--- start GIVEN ENTRIES ---
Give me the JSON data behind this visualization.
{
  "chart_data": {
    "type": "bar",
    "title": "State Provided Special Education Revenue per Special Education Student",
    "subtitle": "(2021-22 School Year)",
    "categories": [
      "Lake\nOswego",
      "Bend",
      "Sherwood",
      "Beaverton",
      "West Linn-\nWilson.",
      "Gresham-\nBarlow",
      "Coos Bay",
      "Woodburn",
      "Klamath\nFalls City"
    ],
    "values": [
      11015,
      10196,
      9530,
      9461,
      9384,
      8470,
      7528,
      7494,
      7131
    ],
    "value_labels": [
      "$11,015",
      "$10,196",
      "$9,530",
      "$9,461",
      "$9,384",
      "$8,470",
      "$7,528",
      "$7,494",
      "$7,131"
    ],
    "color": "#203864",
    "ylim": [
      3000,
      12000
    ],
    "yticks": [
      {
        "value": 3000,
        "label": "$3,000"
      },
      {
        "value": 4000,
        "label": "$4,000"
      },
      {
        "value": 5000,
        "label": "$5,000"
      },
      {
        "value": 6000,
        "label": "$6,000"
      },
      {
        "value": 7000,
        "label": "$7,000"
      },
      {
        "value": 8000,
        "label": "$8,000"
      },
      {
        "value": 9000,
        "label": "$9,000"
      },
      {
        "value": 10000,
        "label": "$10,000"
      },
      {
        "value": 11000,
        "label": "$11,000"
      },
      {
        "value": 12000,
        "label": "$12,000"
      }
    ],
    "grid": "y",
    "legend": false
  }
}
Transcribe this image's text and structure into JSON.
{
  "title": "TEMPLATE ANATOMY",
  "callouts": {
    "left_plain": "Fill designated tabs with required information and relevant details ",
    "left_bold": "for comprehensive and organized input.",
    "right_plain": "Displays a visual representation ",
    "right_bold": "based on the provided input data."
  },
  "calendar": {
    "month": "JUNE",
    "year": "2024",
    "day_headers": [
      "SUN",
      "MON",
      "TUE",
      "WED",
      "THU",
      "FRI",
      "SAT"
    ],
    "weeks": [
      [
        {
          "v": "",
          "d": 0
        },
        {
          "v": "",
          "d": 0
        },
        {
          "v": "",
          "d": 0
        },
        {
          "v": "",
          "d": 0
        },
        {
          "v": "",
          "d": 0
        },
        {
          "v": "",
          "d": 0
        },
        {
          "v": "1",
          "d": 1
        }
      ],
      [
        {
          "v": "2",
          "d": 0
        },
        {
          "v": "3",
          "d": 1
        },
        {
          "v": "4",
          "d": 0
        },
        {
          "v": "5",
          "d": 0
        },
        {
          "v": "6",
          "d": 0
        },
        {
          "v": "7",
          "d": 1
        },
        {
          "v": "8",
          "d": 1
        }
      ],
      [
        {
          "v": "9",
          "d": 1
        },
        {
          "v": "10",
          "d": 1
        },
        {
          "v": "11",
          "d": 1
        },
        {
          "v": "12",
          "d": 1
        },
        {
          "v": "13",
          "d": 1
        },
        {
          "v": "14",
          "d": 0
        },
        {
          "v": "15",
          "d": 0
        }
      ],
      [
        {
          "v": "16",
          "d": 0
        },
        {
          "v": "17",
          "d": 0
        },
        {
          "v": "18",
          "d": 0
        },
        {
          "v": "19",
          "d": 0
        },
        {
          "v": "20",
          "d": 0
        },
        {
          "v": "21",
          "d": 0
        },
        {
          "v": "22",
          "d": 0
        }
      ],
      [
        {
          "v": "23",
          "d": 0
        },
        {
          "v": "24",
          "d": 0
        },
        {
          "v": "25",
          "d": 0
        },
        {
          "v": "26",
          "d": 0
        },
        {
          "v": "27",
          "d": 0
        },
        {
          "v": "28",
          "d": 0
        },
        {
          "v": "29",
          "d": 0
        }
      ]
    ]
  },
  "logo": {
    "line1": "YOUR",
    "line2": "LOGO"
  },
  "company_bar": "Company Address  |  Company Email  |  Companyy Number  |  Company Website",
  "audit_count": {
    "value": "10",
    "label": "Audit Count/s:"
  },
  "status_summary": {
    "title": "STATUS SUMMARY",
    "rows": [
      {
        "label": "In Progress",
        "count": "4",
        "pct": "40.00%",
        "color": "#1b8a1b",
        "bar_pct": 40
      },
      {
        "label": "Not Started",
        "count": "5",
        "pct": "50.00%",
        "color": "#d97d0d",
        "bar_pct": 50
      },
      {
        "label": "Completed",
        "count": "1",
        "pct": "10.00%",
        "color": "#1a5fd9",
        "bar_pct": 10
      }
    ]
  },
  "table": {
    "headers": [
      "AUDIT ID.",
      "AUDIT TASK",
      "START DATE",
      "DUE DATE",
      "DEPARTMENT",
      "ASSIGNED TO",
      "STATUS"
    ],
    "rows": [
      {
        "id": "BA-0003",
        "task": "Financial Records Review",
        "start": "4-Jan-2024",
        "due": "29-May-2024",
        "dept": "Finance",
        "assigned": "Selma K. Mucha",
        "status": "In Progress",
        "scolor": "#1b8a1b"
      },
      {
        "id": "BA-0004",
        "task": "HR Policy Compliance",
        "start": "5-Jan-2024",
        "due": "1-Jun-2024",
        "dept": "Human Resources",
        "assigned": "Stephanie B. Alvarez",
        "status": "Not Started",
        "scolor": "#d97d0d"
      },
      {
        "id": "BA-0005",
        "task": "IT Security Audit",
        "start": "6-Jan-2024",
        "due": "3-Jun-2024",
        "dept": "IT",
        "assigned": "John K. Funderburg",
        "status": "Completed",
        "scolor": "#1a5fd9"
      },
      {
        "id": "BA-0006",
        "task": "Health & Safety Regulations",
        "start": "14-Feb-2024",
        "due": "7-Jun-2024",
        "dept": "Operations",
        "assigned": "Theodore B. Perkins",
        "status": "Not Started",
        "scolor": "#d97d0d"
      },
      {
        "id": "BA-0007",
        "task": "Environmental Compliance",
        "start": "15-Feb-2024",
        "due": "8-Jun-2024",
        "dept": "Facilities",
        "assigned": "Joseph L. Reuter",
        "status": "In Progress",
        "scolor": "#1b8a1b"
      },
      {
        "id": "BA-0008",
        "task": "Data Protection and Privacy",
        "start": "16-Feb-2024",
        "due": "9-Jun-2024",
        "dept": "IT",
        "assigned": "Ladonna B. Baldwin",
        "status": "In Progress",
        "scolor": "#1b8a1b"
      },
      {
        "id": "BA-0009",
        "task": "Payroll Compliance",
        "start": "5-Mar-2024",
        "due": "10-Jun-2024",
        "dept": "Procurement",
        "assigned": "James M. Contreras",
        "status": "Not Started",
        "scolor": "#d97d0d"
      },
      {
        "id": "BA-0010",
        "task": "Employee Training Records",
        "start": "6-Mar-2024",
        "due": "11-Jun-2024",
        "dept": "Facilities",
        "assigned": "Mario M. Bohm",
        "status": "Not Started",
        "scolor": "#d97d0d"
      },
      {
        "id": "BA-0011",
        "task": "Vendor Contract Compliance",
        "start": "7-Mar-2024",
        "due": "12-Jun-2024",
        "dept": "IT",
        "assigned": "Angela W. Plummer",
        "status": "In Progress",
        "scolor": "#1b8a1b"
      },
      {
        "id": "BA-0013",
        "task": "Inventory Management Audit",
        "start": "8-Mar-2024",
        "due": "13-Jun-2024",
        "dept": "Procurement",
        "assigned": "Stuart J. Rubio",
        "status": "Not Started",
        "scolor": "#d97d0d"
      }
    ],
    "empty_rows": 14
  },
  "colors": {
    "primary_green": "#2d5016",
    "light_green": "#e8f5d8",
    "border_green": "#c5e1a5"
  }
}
--- end GIVEN ENTRIES ---
→ WRITTEN INSTRUCTION
Repeat the whole listing exactly, keeping every line intact.

→ FULL SOLUTION
Give me the JSON data behind this visualization.
{
  "chart_data": {
    "type": "bar",
    "title": "State Provided Special Education Revenue per Special Education Student",
    "subtitle": "(2021-22 School Year)",
    "categories": [
      "Lake\nOswego",
      "Bend",
      "Sherwood",
      "Beaverton",
      "West Linn-\nWilson.",
      "Gresham-\nBarlow",
      "Coos Bay",
      "Woodburn",
      "Klamath\nFalls City"
    ],
    "values": [
      11015,
      10196,
      9530,
      9461,
      9384,
      8470,
      7528,
      7494,
      7131
    ],
    "value_labels": [
      "$11,015",
      "$10,196",
      "$9,530",
      "$9,461",
      "$9,384",
      "$8,470",
      "$7,528",
      "$7,494",
      "$7,131"
    ],
    "color": "#203864",
    "ylim": [
      3000,
      12000
    ],
    "yticks": [
      {
        "value": 3000,
        "label": "$3,000"
      },
      {
        "value": 4000,
        "label": "$4,000"
      },
      {
        "value": 5000,
        "label": "$5,000"
      },
      {
        "value": 6000,
        "label": "$6,000"
      },
      {
        "value": 7000,
        "label": "$7,000"
      },
      {
        "value": 8000,
        "label": "$8,000"
      },
      {
        "value": 9000,
        "label": "$9,000"
      },
      {
        "value": 10000,
        "label": "$10,000"
      },
      {
        "value": 11000,
        "label": "$11,000"
      },
      {
        "value": 12000,
        "label": "$12,000"
      }
    ],
    "grid": "y",
    "legend": false
  }
}
Transcribe this image's text and structure into JSON.
{
  "title": "TEMPLATE ANATOMY",
  "callouts": {
    "left_plain": "Fill designated tabs with required information and relevant details ",
    "left_bold": "for comprehensive and organized input.",
    "right_plain": "Displays a visual representation ",
    "right_bold": "based on the provided input data."
  },
  "calendar": {
    "month": "JUNE",
    "year": "2024",
    "day_headers": [
      "SUN",
      "MON",
      "TUE",
      "WED",
      "THU",
      "FRI",
      "SAT"
    ],
    "weeks": [
      [
        {
          "v": "",
          "d": 0
        },
        {
          "v": "",
          "d": 0
        },
        {
          "v": "",
          "d": 0
        },
        {
          "v": "",
          "d": 0
        },
        {
          "v": "",
          "d": 0
        },
        {
          "v": "",
          "d": 0
        },
        {
          "v": "1",
          "d": 1
        }
      ],
      [
        {
          "v": "2",
          "d": 0
        },
        {
          "v": "3",
          "d": 1
        },
        {
          "v": "4",
          "d": 0
        },
        {
          "v": "5",
          "d": 0
        },
        {
          "v": "6",
          "d": 0
        },
        {
          "v": "7",
          "d": 1
        },
        {
          "v": "8",
          "d": 1
        }
      ],
      [
        {
          "v": "9",
          "d": 1
        },
        {
          "v": "10",
          "d": 1
        },
        {
          "v": "11",
          "d": 1
        },
        {
          "v": "12",
          "d": 1
        },
        {
          "v": "13",
          "d": 1
        },
        {
          "v": "14",
          "d": 0
        },
        {
          "v": "15",
          "d": 0
        }
      ],
      [
        {
          "v": "16",
          "d": 0
        },
        {
          "v": "17",
          "d": 0
        },
        {
          "v": "18",
          "d": 0
        },
        {
          "v": "19",
          "d": 0
        },
        {
          "v": "20",
          "d": 0
        },
        {
          "v": "21",
          "d": 0
        },
        {
          "v": "22",
          "d": 0
        }
      ],
      [
        {
          "v": "23",
          "d": 0
        },
        {
          "v": "24",
          "d": 0
        },
        {
          "v": "25",
          "d": 0
        },
        {
          "v": "26",
          "d": 0
        },
        {
          "v": "27",
          "d": 0
        },
        {
          "v": "28",
          "d": 0
        },
        {
          "v": "29",
          "d": 0
        }
      ]
    ]
  },
  "logo": {
    "line1": "YOUR",
    "line2": "LOGO"
  },
  "company_bar": "Company Address  |  Company Email  |  Companyy Number  |  Company Website",
  "audit_count": {
    "value": "10",
    "label": "Audit Count/s:"
  },
  "status_summary": {
    "title": "STATUS SUMMARY",
    "rows": [
      {
        "label": "In Progress",
        "count": "4",
        "pct": "40.00%",
        "color": "#1b8a1b",
        "bar_pct": 40
      },
      {
        "label": "Not Started",
        "count": "5",
        "pct": "50.00%",
        "color": "#d97d0d",
        "bar_pct": 50
      },
      {
        "label": "Completed",
        "count": "1",
        "pct": "10.00%",
        "color": "#1a5fd9",
        "bar_pct": 10
      }
    ]
  },
  "table": {
    "headers": [
      "AUDIT ID.",
      "AUDIT TASK",
      "START DATE",
      "DUE DATE",
      "DEPARTMENT",
      "ASSIGNED TO",
      "STATUS"
    ],
    "rows": [
      {
        "id": "BA-0003",
        "task": "Financial Records Review",
        "start": "4-Jan-2024",
        "due": "29-May-2024",
        "dept": "Finance",
        "assigned": "Selma K. Mucha",
        "status": "In Progress",
        "scolor": "#1b8a1b"
      },
      {
        "id": "BA-0004",
        "task": "HR Policy Compliance",
        "start": "5-Jan-2024",
        "due": "1-Jun-2024",
        "dept": "Human Resources",
        "assigned": "Stephanie B. Alvarez",
        "status": "Not Started",
        "scolor": "#d97d0d"
      },
      {
        "id": "BA-0005",
        "task": "IT Security Audit",
        "start": "6-Jan-2024",
        "due": "3-Jun-2024",
        "dept": "IT",
        "assigned": "John K. Funderburg",
        "status": "Completed",
        "scolor": "#1a5fd9"
      },
      {
        "id": "BA-0006",
        "task": "Health & Safety Regulations",
        "start": "14-Feb-2024",
        "due": "7-Jun-2024",
        "dept": "Operations",
        "assigned": "Theodore B. Perkins",
        "status": "Not Started",
        "scolor": "#d97d0d"
      },
      {
        "id": "BA-0007",
        "task": "Environmental Compliance",
        "start": "15-Feb-2024",
        "due": "8-Jun-2024",
        "dept": "Facilities",
        "assigned": "Joseph L. Reuter",
        "status": "In Progress",
        "scolor": "#1b8a1b"
      },
      {
        "id": "BA-0008",
        "task": "Data Protection and Privacy",
        "start": "16-Feb-2024",
        "due": "9-Jun-2024",
        "dept": "IT",
        "assigned": "Ladonna B. Baldwin",
        "status": "In Progress",
        "scolor": "#1b8a1b"
      },
      {
        "id": "BA-0009",
        "task": "Payroll Compliance",
        "start": "5-Mar-2024",
        "due": "10-Jun-2024",
        "dept": "Procurement",
        "assigned": "James M. Contreras",
        "status": "Not Started",
        "scolor": "#d97d0d"
      },
      {
        "id": "BA-0010",
        "task": "Employee Training Records",
        "start": "6-Mar-2024",
        "due": "11-Jun-2024",
        "dept": "Facilities",
        "assigned": "Mario M. Bohm",
        "status": "Not Started",
        "scolor": "#d97d0d"
      },
      {
        "id": "BA-0011",
        "task": "Vendor Contract Compliance",
        "start": "7-Mar-2024",
        "due": "12-Jun-2024",
        "dept": "IT",
        "assigned": "Angela W. Plummer",
        "status": "In Progress",
        "scolor": "#1b8a1b"
      },
      {
        "id": "BA-0013",
        "task": "Inventory Management Audit",
        "start": "8-Mar-2024",
        "due": "13-Jun-2024",
        "dept": "Procurement",
        "assigned": "Stuart J. Rubio",
        "status": "Not Started",
        "scolor": "#d97d0d"
      }
    ],
    "empty_rows": 14
  },
  "colors": {
    "primary_green": "#2d5016",
    "light_green": "#e8f5d8",
    "border_green": "#c5e1a5"
  }
}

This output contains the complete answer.